Please rewrite the records from their start through the line containing "x-axis-title: time: [336, 576, 353, 586]", switching "screenshot" to "screen capture" and leaving everything else unchanged.

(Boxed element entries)
◇ ◇ ◇ ◇

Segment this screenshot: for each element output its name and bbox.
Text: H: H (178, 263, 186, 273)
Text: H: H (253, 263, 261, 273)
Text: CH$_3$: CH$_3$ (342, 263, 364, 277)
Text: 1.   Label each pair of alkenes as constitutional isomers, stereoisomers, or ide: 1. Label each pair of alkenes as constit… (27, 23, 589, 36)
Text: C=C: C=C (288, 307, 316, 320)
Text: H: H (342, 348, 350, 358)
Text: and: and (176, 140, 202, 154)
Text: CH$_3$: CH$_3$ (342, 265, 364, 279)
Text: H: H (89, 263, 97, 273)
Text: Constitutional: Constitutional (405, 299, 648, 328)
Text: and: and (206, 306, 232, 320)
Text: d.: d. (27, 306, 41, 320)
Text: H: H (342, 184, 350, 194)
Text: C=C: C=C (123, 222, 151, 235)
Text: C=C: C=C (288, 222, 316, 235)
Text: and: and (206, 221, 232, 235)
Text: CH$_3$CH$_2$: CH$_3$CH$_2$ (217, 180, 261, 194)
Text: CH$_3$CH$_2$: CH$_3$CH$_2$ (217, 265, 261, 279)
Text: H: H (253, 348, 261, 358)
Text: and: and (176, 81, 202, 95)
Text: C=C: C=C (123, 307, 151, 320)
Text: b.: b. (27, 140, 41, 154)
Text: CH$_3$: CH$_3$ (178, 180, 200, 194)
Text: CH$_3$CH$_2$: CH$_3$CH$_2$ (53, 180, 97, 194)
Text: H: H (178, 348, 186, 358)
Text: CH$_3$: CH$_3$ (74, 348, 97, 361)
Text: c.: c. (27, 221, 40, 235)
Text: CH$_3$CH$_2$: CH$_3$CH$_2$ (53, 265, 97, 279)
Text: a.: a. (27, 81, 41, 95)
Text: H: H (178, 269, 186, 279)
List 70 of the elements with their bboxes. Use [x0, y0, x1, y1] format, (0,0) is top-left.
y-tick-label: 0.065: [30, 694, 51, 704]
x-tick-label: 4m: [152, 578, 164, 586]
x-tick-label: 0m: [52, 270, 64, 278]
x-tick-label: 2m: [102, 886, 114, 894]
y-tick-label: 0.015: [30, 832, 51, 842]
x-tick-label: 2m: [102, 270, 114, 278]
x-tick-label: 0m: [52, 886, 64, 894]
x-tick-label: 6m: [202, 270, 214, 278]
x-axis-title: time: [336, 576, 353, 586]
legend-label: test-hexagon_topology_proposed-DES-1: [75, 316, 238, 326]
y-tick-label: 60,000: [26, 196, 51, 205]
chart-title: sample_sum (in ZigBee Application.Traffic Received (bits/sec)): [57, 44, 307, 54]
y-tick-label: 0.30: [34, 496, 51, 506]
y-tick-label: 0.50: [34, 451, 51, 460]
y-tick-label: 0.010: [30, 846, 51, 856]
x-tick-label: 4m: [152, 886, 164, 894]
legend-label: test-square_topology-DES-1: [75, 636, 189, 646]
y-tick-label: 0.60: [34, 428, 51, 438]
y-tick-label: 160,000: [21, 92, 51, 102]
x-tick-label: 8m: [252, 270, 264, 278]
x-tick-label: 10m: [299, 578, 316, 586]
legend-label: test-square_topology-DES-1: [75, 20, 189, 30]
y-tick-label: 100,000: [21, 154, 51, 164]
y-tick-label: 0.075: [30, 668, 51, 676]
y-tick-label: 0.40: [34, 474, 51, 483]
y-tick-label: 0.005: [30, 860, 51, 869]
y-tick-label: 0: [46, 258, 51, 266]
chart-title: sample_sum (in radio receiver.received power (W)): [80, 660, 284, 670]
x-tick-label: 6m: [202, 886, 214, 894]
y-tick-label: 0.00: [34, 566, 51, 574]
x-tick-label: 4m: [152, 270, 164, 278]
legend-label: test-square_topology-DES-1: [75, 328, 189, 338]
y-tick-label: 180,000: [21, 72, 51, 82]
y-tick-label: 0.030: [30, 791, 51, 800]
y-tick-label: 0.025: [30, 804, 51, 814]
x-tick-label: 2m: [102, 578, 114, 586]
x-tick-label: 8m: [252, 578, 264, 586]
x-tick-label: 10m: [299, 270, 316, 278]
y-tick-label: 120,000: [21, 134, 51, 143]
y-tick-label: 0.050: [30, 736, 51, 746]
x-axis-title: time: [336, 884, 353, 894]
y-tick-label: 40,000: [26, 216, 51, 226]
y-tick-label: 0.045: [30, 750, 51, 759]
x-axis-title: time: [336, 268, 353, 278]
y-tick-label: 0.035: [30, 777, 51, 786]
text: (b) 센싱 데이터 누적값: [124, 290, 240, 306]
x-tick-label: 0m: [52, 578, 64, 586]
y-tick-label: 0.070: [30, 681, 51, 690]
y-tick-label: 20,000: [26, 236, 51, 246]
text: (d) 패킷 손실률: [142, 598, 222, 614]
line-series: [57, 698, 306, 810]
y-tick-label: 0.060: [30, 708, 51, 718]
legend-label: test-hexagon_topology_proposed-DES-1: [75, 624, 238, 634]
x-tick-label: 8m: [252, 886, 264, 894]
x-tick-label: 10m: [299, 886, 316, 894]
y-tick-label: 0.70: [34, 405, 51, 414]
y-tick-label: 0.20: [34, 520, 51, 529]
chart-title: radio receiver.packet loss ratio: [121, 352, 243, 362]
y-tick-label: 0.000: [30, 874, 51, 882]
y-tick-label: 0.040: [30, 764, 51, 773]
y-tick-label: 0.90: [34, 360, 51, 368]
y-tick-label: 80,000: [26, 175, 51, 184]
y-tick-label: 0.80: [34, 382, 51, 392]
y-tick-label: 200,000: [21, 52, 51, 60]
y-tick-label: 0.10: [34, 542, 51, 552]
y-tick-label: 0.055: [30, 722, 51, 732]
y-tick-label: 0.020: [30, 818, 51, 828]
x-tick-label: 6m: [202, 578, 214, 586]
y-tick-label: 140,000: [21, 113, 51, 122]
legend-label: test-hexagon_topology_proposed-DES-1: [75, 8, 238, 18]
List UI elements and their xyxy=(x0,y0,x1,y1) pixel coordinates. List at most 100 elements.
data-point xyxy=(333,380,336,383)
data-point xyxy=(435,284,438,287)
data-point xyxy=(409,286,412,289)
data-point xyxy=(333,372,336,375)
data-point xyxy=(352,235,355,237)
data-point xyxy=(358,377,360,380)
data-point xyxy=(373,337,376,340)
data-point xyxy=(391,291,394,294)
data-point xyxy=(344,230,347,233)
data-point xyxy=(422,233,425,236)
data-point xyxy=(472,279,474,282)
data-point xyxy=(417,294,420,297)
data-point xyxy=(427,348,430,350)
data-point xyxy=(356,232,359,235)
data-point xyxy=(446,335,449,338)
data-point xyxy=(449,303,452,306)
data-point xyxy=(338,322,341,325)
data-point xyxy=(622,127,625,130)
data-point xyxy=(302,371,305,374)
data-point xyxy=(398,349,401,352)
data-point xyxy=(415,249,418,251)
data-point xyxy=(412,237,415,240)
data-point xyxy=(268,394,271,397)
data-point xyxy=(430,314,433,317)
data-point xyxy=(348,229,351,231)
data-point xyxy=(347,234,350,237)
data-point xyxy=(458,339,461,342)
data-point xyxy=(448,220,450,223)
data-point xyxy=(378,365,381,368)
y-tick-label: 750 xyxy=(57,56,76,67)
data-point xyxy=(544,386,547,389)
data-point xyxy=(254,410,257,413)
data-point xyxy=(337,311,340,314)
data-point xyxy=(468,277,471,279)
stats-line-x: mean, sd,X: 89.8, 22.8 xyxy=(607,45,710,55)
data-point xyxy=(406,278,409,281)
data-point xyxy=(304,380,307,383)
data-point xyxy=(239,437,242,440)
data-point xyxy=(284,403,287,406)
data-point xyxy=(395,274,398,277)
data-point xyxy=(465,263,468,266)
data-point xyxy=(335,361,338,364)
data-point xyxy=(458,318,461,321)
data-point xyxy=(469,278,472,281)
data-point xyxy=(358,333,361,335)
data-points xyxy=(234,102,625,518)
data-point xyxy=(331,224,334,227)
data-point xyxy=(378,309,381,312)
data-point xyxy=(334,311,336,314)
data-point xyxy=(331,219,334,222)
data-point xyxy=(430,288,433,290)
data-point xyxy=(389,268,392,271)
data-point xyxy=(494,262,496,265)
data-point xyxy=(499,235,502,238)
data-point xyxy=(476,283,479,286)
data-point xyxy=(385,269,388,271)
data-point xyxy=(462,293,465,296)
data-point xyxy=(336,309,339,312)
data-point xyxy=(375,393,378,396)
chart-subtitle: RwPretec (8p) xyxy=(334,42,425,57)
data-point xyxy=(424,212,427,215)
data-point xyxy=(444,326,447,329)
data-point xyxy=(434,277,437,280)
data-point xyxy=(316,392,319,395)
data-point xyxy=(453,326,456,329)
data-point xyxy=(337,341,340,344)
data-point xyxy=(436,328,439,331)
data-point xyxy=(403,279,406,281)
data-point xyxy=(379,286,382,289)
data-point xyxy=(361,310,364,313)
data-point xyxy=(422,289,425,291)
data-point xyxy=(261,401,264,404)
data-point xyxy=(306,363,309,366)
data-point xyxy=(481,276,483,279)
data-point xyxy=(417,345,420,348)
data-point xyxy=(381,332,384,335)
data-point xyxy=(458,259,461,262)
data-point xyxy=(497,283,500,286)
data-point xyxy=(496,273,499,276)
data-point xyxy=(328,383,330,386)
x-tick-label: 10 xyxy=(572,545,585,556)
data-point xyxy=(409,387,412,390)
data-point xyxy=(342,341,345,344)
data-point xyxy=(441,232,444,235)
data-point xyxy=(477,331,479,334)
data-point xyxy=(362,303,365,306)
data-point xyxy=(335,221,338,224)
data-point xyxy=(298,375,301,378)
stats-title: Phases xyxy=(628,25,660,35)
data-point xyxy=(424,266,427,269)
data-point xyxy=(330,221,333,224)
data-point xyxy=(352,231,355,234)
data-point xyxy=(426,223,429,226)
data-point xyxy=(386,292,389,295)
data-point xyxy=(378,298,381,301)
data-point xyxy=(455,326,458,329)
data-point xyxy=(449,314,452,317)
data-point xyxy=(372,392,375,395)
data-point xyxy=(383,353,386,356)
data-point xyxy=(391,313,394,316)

◇ ◇ ◇ ◇

SOLUTION TO THIS PROBLEM:
Segment this screen capture: for each element output its name and bbox.
Text: H: H (178, 263, 186, 273)
Text: H: H (253, 263, 261, 273)
Text: CH$_3$: CH$_3$ (342, 263, 364, 277)
Text: 1.   Label each pair of alkenes as constitutional isomers, stereoisomers, or ide: 1. Label each pair of alkenes as constit… (27, 23, 589, 36)
Text: C=C: C=C (288, 307, 316, 320)
Text: H: H (342, 348, 350, 358)
Text: and: and (176, 140, 202, 154)
Text: CH$_3$: CH$_3$ (342, 265, 364, 279)
Text: H: H (89, 263, 97, 273)
Text: Constitutional: Constitutional (405, 299, 648, 328)
Text: and: and (206, 306, 232, 320)
Text: d.: d. (27, 306, 41, 320)
Text: H: H (342, 184, 350, 194)
Text: C=C: C=C (123, 222, 151, 235)
Text: C=C: C=C (288, 222, 316, 235)
Text: and: and (206, 221, 232, 235)
Text: CH$_3$CH$_2$: CH$_3$CH$_2$ (217, 180, 261, 194)
Text: CH$_3$CH$_2$: CH$_3$CH$_2$ (217, 265, 261, 279)
Text: H: H (253, 348, 261, 358)
Text: and: and (176, 81, 202, 95)
Text: C=C: C=C (123, 307, 151, 320)
Text: b.: b. (27, 140, 41, 154)
Text: CH$_3$: CH$_3$ (178, 180, 200, 194)
Text: CH$_3$CH$_2$: CH$_3$CH$_2$ (53, 180, 97, 194)
Text: H: H (178, 348, 186, 358)
Text: CH$_3$: CH$_3$ (74, 348, 97, 361)
Text: c.: c. (27, 221, 40, 235)
Text: CH$_3$CH$_2$: CH$_3$CH$_2$ (53, 265, 97, 279)
Text: a.: a. (27, 81, 41, 95)
Text: H: H (178, 269, 186, 279)
List 70 of the elements with their bboxes. Use [x0, y0, x1, y1] format, (0,0) is top-left.
y-tick-label: 0.065: [30, 694, 51, 704]
x-tick-label: 4m: [152, 578, 164, 586]
x-tick-label: 0m: [52, 270, 64, 278]
x-tick-label: 2m: [102, 886, 114, 894]
y-tick-label: 0.015: [30, 832, 51, 842]
x-tick-label: 2m: [102, 270, 114, 278]
x-tick-label: 0m: [52, 886, 64, 894]
x-tick-label: 6m: [202, 270, 214, 278]
x-axis-title: time: [336, 576, 353, 586]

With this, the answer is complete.